- WHAT IS NEEDED -
Select and reproduce each line of the listing below that bears the string "Rate".
** START OF PROVIDED ENTRIES **
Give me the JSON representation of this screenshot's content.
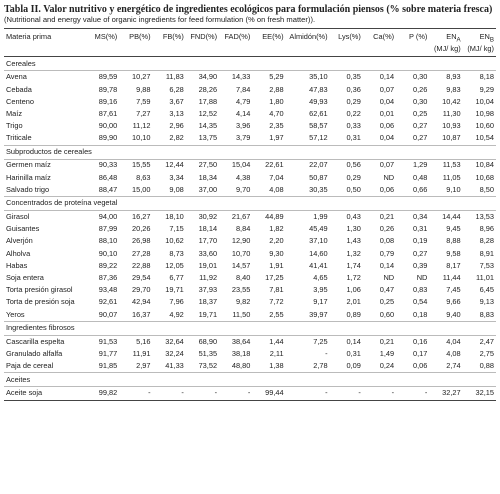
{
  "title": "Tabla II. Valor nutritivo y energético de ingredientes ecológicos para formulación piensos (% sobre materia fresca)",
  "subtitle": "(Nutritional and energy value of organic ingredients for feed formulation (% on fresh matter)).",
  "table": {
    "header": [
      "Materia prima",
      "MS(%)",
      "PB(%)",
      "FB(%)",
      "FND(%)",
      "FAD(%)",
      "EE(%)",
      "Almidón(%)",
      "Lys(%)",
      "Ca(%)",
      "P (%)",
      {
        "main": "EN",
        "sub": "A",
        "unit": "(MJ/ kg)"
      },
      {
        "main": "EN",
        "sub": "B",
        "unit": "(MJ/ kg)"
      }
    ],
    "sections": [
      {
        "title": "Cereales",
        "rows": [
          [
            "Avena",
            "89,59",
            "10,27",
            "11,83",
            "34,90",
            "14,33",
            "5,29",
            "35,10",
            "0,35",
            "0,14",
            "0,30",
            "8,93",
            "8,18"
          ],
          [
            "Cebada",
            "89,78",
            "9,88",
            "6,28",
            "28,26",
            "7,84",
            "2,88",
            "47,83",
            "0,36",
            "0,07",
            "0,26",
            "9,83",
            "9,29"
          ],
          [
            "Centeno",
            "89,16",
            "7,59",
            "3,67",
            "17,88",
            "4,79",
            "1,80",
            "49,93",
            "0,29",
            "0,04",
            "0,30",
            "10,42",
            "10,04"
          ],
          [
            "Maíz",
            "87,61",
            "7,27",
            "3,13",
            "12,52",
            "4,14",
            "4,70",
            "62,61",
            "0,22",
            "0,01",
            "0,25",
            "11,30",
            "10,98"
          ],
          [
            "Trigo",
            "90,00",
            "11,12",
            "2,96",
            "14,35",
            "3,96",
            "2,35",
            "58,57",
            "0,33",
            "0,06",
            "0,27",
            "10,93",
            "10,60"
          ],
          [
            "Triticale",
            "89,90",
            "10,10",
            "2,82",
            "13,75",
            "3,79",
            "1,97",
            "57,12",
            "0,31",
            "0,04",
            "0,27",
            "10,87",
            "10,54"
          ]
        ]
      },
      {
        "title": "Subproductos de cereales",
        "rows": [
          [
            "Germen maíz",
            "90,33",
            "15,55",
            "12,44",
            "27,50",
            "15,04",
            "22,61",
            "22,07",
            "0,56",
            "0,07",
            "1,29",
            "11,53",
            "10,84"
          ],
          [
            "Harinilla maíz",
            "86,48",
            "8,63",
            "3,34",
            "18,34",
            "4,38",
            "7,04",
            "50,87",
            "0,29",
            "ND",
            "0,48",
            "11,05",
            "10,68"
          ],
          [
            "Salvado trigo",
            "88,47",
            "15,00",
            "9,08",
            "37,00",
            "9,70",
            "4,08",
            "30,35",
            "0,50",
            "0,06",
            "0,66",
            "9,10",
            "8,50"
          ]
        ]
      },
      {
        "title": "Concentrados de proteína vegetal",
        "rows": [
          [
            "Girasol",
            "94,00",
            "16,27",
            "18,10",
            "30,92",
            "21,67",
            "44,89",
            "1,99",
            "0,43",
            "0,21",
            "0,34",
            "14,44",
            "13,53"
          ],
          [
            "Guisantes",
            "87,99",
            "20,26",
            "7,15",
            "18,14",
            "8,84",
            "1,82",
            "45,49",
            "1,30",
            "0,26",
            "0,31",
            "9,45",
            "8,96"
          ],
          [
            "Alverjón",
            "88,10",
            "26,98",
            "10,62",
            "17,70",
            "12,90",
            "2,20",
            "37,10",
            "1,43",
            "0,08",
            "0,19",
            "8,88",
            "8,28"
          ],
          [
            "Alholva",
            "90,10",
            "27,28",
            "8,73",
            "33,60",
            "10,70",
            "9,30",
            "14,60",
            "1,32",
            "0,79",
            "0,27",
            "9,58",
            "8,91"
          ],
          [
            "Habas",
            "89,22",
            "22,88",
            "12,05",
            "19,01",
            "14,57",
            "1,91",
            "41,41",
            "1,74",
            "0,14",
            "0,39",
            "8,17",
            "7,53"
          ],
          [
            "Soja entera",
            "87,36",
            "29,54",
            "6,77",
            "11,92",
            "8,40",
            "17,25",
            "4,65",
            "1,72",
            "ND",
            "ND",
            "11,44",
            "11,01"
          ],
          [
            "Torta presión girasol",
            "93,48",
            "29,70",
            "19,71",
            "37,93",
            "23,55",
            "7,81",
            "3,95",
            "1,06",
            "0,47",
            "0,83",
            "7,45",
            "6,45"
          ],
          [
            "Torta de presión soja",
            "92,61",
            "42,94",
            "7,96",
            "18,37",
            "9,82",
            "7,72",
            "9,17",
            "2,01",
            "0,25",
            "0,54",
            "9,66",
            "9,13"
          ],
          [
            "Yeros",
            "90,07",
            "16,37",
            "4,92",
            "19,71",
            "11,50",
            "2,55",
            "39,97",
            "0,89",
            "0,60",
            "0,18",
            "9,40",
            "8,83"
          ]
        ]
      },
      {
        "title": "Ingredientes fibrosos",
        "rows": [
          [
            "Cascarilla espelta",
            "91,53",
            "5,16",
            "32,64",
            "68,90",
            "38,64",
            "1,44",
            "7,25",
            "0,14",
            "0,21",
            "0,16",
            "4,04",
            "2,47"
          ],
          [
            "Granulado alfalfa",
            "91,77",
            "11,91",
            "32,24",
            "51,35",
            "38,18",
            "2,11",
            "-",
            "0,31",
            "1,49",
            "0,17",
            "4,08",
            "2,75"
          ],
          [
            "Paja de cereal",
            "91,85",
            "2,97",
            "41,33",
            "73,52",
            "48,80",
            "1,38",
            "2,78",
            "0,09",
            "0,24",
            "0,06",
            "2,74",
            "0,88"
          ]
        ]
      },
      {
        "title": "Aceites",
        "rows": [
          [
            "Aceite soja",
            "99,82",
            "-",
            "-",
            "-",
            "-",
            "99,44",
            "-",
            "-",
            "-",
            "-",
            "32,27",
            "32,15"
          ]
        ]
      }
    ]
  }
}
** END OF PROVIDED ENTRIES **
** START OF PROVIDED ENTRIES **
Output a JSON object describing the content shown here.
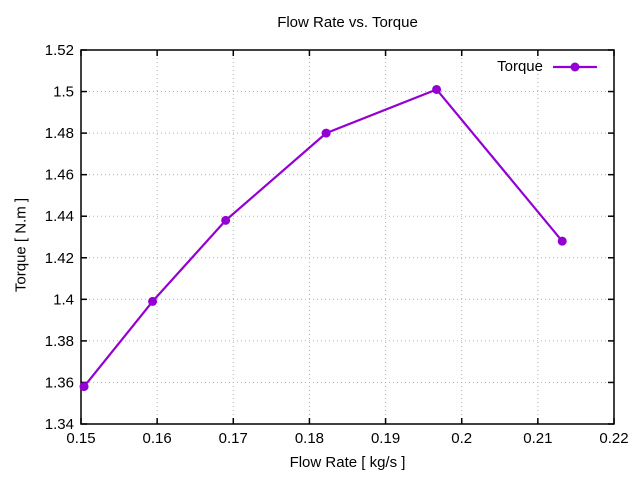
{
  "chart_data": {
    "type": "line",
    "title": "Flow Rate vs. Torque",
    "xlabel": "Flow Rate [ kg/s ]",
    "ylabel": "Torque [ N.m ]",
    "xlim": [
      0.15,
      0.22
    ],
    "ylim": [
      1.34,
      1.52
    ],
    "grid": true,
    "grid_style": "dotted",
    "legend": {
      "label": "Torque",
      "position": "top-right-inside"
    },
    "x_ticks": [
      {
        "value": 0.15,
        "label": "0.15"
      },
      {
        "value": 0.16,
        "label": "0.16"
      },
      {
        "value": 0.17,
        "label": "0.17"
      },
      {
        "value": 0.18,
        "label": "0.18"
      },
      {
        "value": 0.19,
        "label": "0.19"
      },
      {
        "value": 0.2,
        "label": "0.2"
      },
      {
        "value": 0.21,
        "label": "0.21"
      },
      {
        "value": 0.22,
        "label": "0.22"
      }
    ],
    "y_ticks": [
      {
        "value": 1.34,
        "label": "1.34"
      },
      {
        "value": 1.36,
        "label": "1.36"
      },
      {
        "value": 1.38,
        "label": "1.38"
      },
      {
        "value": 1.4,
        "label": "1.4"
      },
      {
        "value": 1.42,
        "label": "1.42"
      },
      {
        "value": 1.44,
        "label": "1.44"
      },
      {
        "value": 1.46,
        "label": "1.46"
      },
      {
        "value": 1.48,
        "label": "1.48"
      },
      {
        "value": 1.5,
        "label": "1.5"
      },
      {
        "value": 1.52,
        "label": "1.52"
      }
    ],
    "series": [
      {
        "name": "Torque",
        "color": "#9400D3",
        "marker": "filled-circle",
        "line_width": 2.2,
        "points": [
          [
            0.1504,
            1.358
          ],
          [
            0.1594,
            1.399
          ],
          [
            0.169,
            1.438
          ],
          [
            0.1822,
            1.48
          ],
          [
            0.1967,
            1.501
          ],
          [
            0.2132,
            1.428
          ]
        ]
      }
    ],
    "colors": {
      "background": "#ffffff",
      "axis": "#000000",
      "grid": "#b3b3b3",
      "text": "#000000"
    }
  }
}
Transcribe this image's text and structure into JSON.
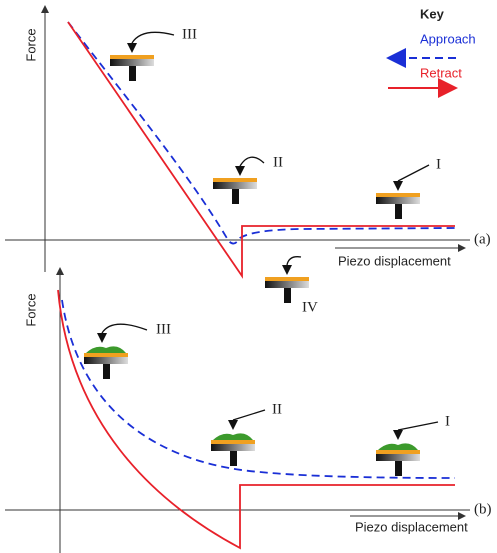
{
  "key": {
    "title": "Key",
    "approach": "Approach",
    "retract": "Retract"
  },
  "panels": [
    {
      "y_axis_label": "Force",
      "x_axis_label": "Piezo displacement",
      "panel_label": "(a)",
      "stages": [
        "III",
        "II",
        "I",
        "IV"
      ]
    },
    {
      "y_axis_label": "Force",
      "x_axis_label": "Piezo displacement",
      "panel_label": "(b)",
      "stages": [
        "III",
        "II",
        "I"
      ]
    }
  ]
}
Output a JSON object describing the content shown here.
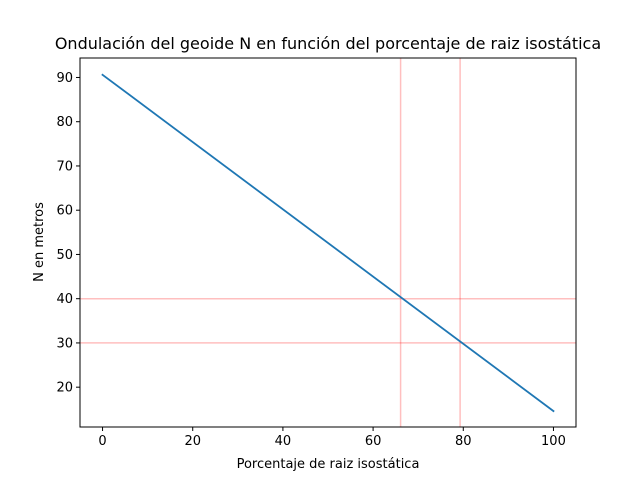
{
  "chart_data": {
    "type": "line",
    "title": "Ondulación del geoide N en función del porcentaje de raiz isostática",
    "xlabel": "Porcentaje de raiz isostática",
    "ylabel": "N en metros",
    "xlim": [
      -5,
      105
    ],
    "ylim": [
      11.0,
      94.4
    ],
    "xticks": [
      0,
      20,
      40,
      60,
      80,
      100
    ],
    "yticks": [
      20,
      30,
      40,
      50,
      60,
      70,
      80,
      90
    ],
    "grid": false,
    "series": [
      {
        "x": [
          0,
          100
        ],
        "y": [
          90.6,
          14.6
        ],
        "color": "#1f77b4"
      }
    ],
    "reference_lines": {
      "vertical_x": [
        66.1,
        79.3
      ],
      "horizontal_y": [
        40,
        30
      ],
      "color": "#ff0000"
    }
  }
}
** END OF PROVIDED ENTRIES **
- COMPLETE ANSWER -
    "title": "Flow Rate vs. Torque",
    "xlabel": "Flow Rate [ kg/s ]",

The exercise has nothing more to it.